**Goal**. In the records that follow, show each line where the word "page" is present.

Items from a dataset:
# # # # #

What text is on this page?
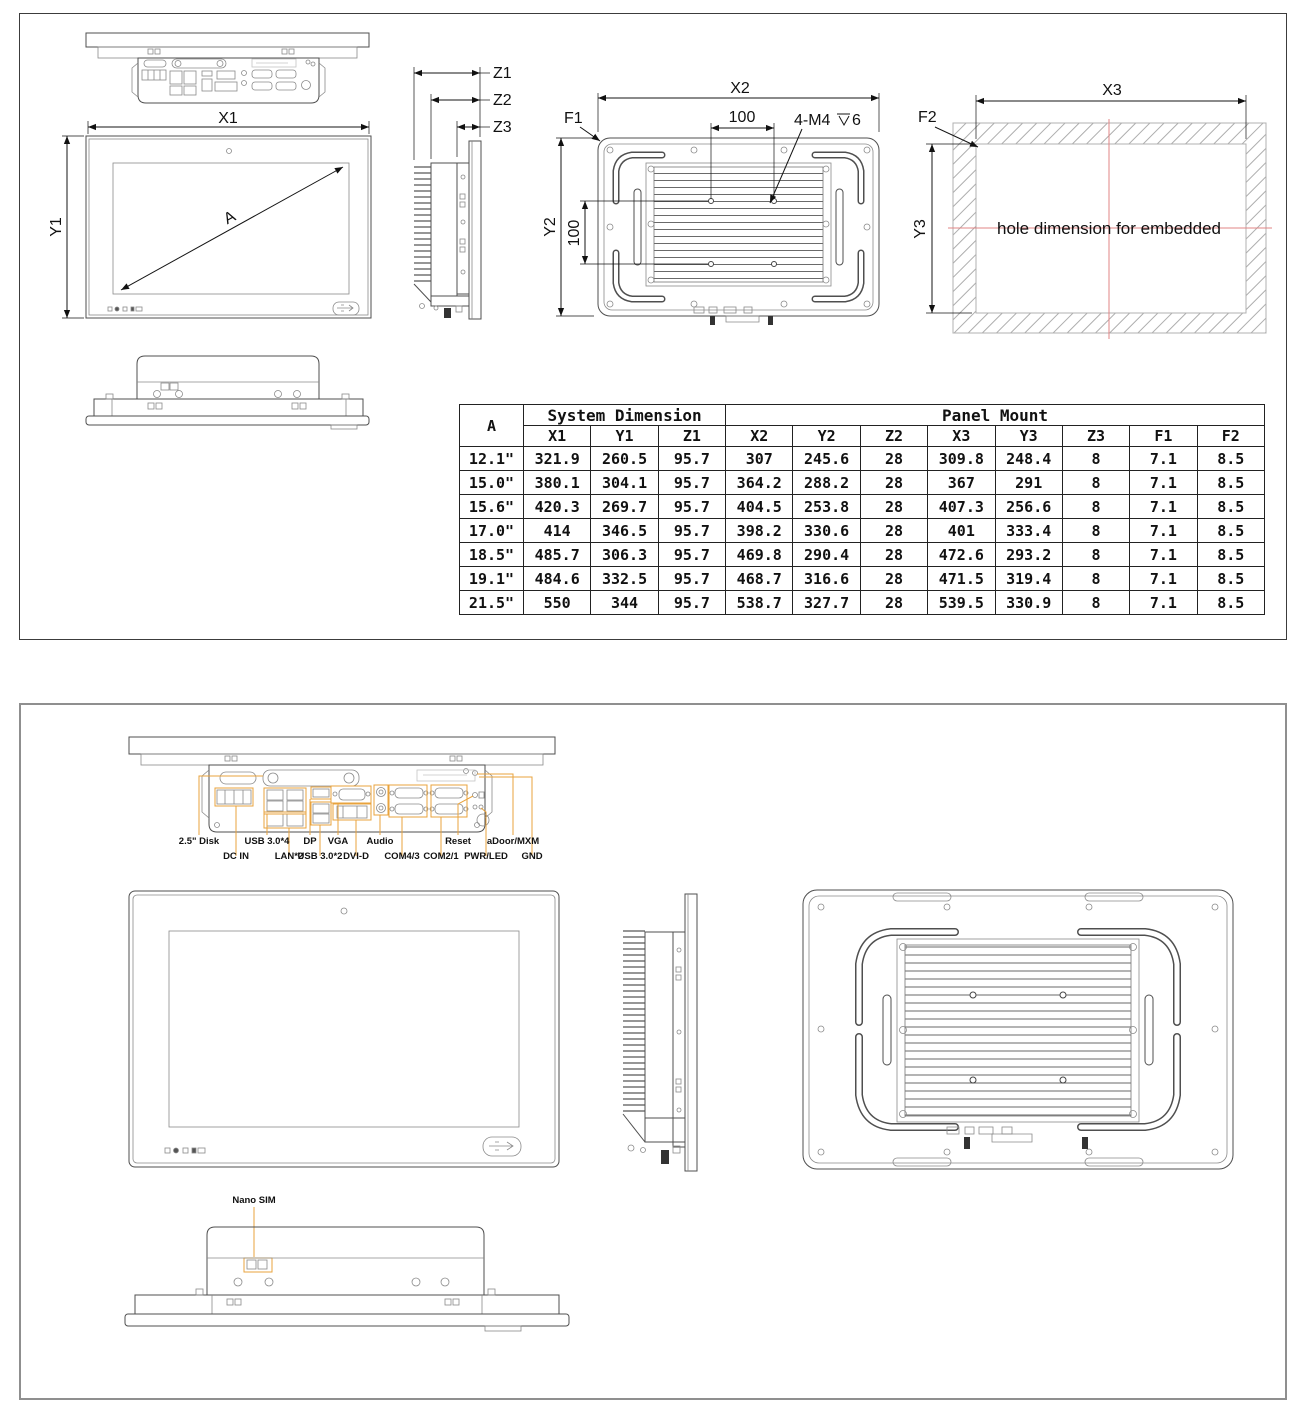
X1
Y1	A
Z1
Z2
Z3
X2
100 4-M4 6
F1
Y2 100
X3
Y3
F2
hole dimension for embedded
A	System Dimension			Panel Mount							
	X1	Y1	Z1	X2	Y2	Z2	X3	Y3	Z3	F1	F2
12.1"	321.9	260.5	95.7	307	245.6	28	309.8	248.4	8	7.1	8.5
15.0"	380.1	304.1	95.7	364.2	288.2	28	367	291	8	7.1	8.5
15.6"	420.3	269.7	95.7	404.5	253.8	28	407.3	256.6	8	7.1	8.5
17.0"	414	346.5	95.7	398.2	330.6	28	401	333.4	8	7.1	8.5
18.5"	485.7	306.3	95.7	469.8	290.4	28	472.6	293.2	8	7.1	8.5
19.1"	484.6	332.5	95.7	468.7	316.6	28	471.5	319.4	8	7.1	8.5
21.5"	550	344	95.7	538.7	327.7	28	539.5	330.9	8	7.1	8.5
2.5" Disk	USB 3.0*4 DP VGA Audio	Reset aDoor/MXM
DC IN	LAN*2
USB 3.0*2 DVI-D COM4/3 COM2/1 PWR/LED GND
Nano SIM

# # # # #

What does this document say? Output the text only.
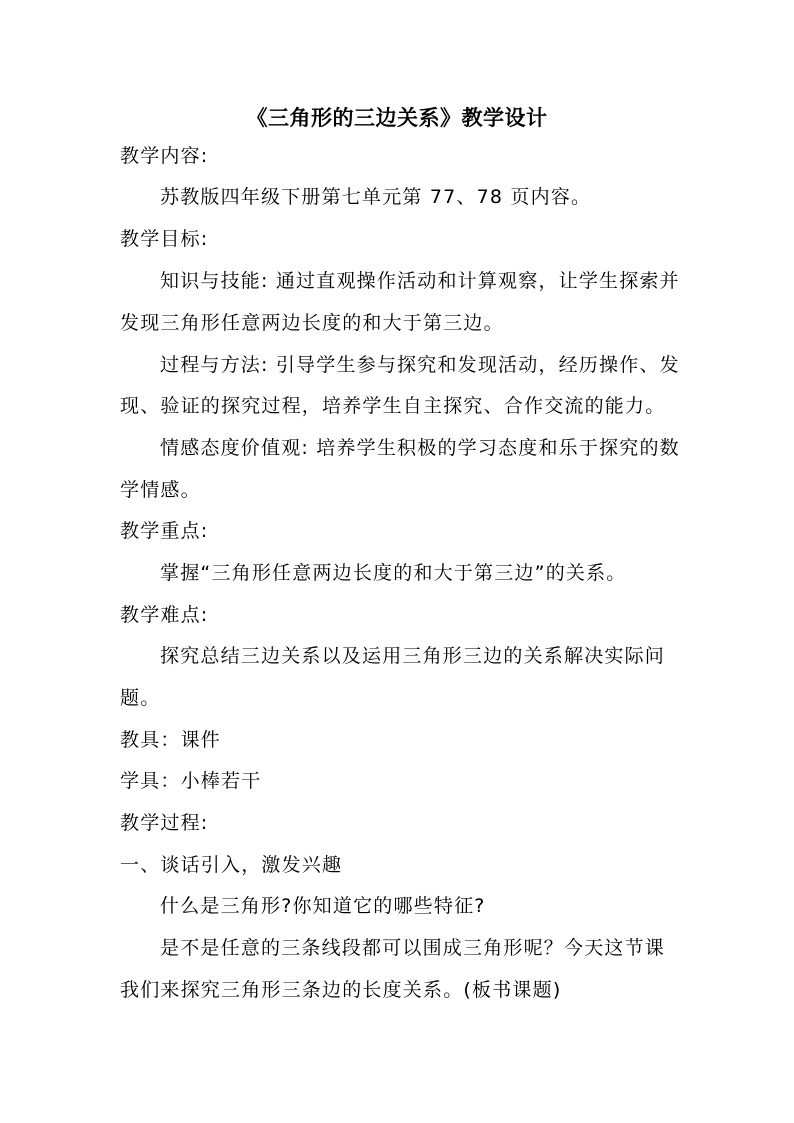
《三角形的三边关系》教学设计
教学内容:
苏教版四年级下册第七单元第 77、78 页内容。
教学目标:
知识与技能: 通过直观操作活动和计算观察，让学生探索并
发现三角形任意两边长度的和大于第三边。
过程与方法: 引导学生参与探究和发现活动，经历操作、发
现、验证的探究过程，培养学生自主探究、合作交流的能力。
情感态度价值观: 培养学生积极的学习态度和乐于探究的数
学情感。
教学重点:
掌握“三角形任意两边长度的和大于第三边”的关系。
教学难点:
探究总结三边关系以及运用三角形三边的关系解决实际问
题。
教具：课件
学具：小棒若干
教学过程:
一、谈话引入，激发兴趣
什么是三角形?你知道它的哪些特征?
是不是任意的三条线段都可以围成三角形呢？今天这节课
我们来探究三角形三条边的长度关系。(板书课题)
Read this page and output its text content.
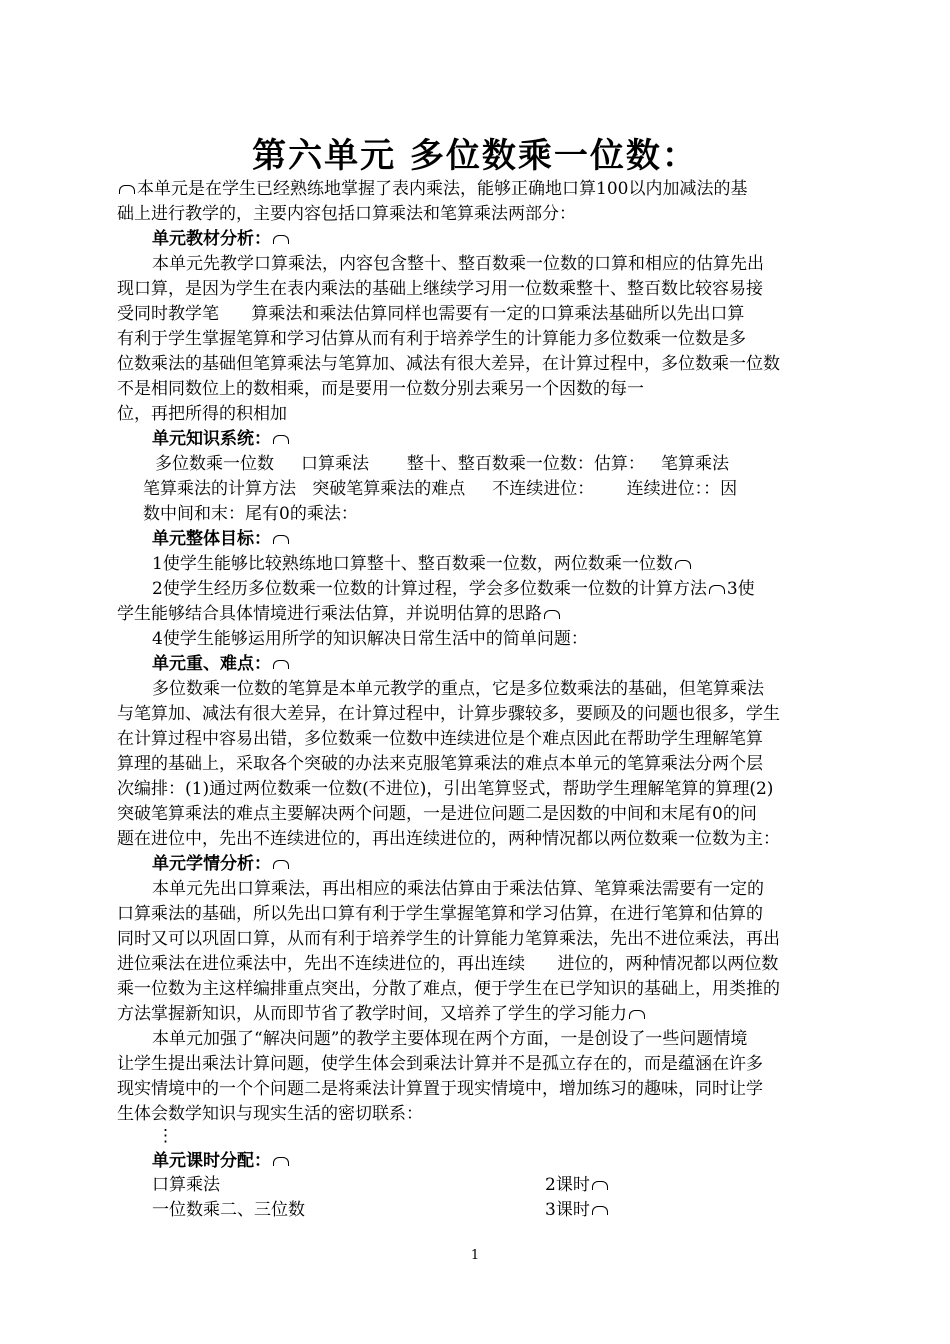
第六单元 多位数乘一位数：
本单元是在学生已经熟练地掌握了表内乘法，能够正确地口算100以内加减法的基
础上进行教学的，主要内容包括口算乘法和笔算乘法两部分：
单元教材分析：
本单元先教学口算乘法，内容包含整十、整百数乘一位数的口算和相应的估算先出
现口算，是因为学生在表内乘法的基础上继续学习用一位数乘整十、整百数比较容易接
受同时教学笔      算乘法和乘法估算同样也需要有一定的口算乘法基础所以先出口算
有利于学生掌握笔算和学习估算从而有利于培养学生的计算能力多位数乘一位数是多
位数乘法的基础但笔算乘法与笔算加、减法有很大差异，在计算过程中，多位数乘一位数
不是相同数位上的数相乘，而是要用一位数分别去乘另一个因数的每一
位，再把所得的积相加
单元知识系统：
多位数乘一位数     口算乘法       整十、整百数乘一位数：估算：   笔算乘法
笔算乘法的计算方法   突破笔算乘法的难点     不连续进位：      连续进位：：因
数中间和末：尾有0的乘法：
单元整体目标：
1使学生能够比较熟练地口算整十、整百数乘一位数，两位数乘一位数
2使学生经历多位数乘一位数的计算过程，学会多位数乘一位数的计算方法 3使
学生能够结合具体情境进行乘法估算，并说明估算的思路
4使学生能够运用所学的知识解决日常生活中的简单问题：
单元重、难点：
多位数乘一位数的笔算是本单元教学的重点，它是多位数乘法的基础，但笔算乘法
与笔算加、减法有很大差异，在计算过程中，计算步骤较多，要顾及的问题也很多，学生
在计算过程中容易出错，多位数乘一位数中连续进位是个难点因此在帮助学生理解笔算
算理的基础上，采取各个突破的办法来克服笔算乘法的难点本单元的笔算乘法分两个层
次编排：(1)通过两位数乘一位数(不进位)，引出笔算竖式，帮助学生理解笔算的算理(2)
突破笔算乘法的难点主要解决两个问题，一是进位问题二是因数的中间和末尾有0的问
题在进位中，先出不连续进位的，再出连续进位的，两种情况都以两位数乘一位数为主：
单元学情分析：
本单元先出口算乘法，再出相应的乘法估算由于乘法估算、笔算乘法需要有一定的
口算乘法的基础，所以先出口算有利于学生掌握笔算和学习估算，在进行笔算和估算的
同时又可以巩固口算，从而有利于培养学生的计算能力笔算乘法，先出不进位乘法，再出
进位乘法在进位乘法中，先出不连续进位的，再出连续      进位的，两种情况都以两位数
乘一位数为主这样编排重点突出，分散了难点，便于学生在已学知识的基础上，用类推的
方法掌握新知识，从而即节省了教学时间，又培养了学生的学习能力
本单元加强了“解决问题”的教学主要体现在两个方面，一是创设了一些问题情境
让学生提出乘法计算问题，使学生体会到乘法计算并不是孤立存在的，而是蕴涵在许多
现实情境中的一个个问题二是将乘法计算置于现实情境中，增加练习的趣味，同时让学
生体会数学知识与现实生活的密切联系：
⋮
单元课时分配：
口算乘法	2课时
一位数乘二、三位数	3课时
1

# # # # #

**Completed exercise**.
What text is on this page?
Read this page and output its text content.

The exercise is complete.